>> START PROVIDED INFORMATION

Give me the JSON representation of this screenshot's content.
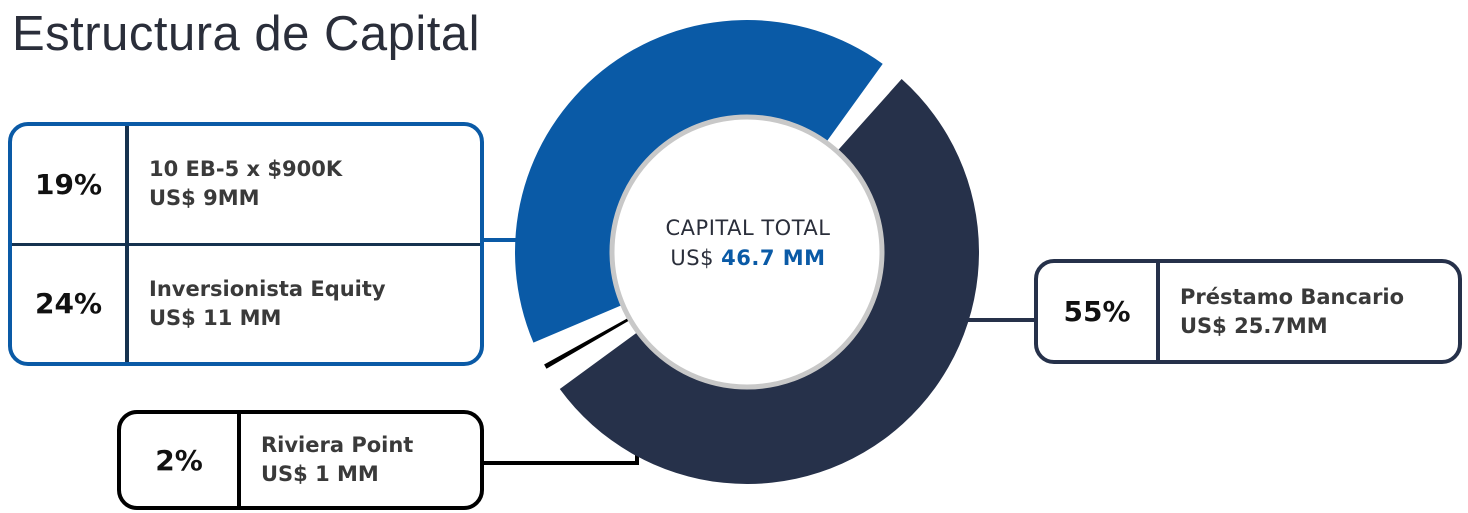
{
  "title": "Estructura de Capital",
  "center": {
    "line1": "CAPITAL TOTAL",
    "prefix": "US$",
    "amount": "46.7 MM"
  },
  "colors": {
    "blue": "#0a5aa6",
    "navy": "#26314a",
    "black": "#000000",
    "ring": "#c8c8c8"
  },
  "chart_data": {
    "type": "pie",
    "series": [
      {
        "percent": "19%",
        "value": 19,
        "label": "10 EB-5 x $900K",
        "amount": "US$ 9MM",
        "color": "#0a5aa6"
      },
      {
        "percent": "24%",
        "value": 24,
        "label": "Inversionista Equity",
        "amount": "US$ 11 MM",
        "color": "#0a5aa6"
      },
      {
        "percent": "55%",
        "value": 55,
        "label": "Préstamo Bancario",
        "amount": "US$ 25.7MM",
        "color": "#26314a"
      },
      {
        "percent": "2%",
        "value": 2,
        "label": "Riviera Point",
        "amount": "US$ 1 MM",
        "color": "#000000"
      }
    ]
  }
}
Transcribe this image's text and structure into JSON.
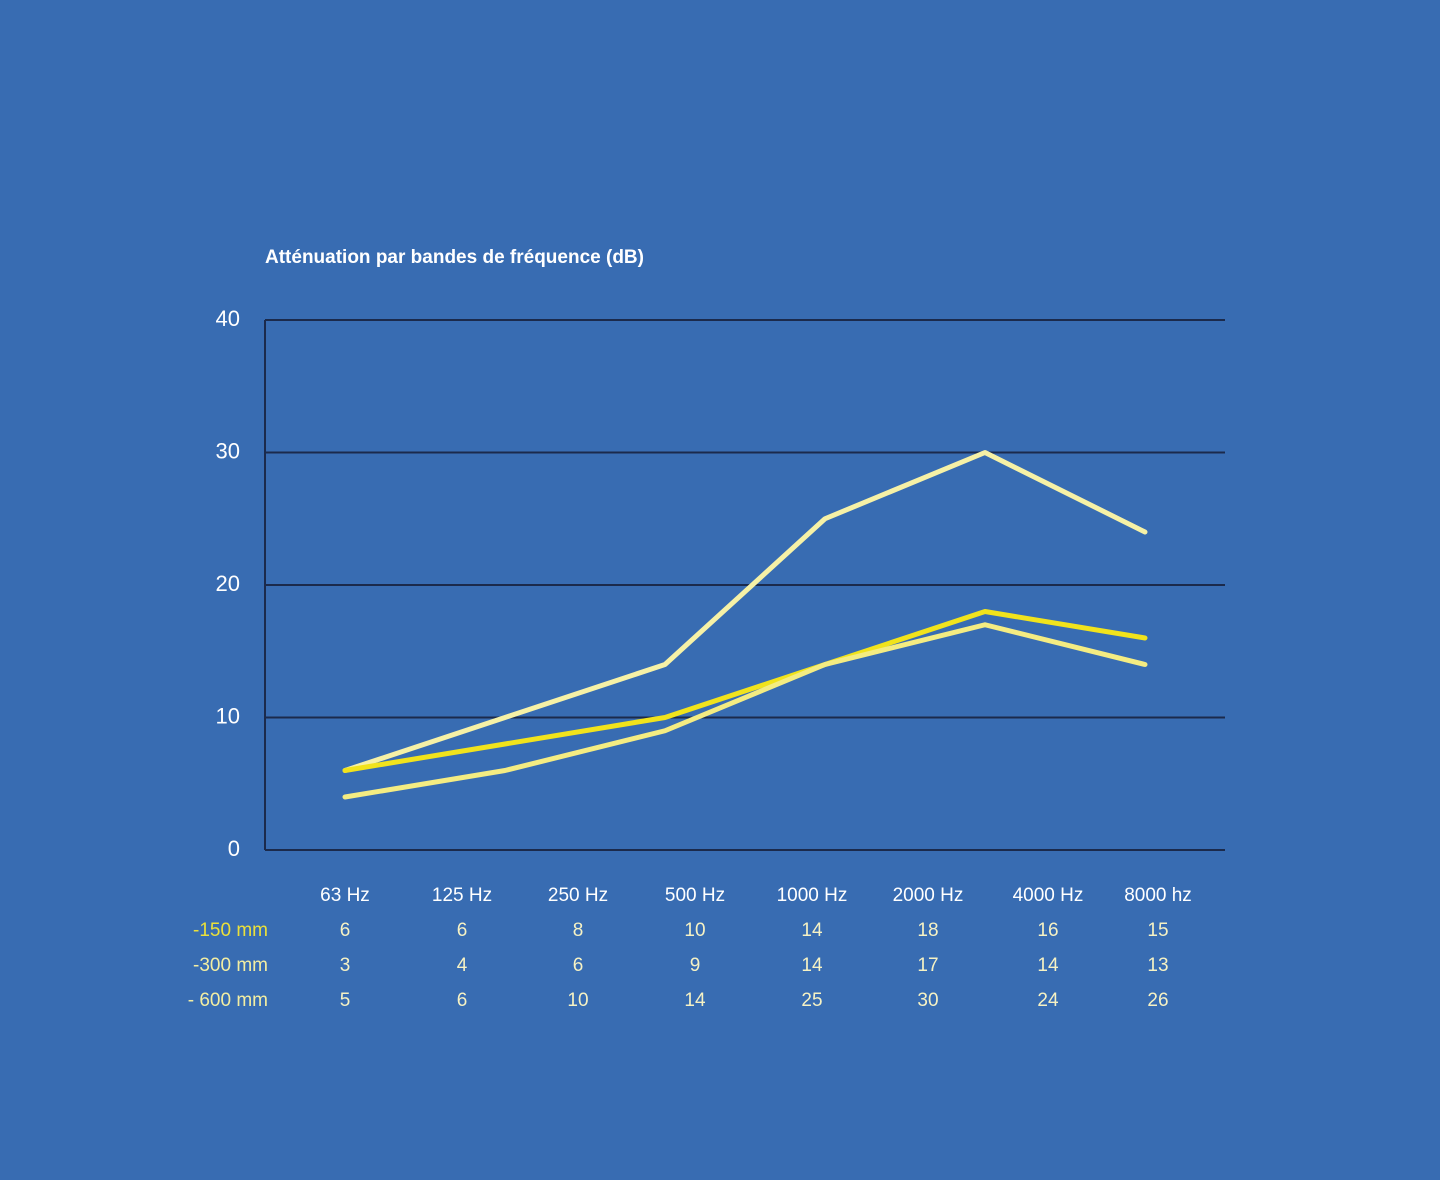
{
  "chart_data": {
    "type": "line",
    "title": "Atténuation par bandes de fréquence (dB)",
    "categories": [
      null,
      null,
      null,
      null,
      null,
      null
    ],
    "series": [
      {
        "color": "#f6f1a6",
        "values": [
          6,
          10,
          14,
          25,
          30,
          24
        ]
      },
      {
        "color": "#f1e31c",
        "values": [
          6,
          8,
          10,
          14,
          18,
          16
        ]
      },
      {
        "color": "#f4ec82",
        "values": [
          4,
          6,
          9,
          14,
          17,
          14
        ]
      }
    ],
    "ylim": [
      0,
      40
    ],
    "yticks": [
      0,
      10,
      20,
      30,
      40
    ],
    "grid": true
  },
  "table": {
    "header": [
      "63 Hz",
      "125 Hz",
      "250 Hz",
      "500 Hz",
      "1000 Hz",
      "2000 Hz",
      "4000 Hz",
      "8000 hz"
    ],
    "rows": [
      {
        "label": "-150 mm",
        "color": "#ebe03a",
        "values": [
          6,
          6,
          8,
          10,
          14,
          18,
          16,
          15
        ]
      },
      {
        "label": "-300 mm",
        "color": "#f3eea2",
        "values": [
          3,
          4,
          6,
          9,
          14,
          17,
          14,
          13
        ]
      },
      {
        "label": "- 600 mm",
        "color": "#f3eea2",
        "values": [
          5,
          6,
          10,
          14,
          25,
          30,
          24,
          26
        ]
      }
    ]
  }
}
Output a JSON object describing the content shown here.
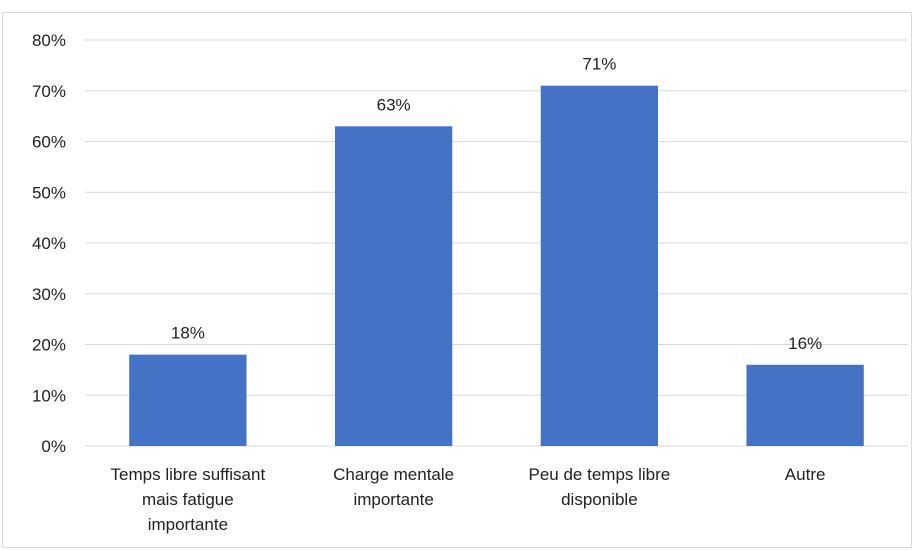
{
  "chart_data": {
    "type": "bar",
    "categories": [
      [
        "Temps libre suffisant",
        "mais fatigue",
        "importante"
      ],
      [
        "Charge mentale",
        "importante"
      ],
      [
        "Peu de temps libre",
        "disponible"
      ],
      [
        "Autre"
      ]
    ],
    "values": [
      18,
      63,
      71,
      16
    ],
    "data_labels": [
      "18%",
      "63%",
      "71%",
      "16%"
    ],
    "title": "",
    "xlabel": "",
    "ylabel": "",
    "ylim": [
      0,
      80
    ],
    "yticks": [
      0,
      10,
      20,
      30,
      40,
      50,
      60,
      70,
      80
    ],
    "ytick_labels": [
      "0%",
      "10%",
      "20%",
      "30%",
      "40%",
      "50%",
      "60%",
      "70%",
      "80%"
    ],
    "grid": true,
    "legend": "none",
    "bar_color": "#4472C4",
    "grid_color": "#d9d9d9"
  }
}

>> END PROVIDED INFORMATION

WHAT YOU NEED TO DO:
Take each line containing the string "this" and copy it out.

PROBLEM SOLUTION:
Give me the JSON representation of this screenshot's content.
Transcribe this image's text and structure into JSON.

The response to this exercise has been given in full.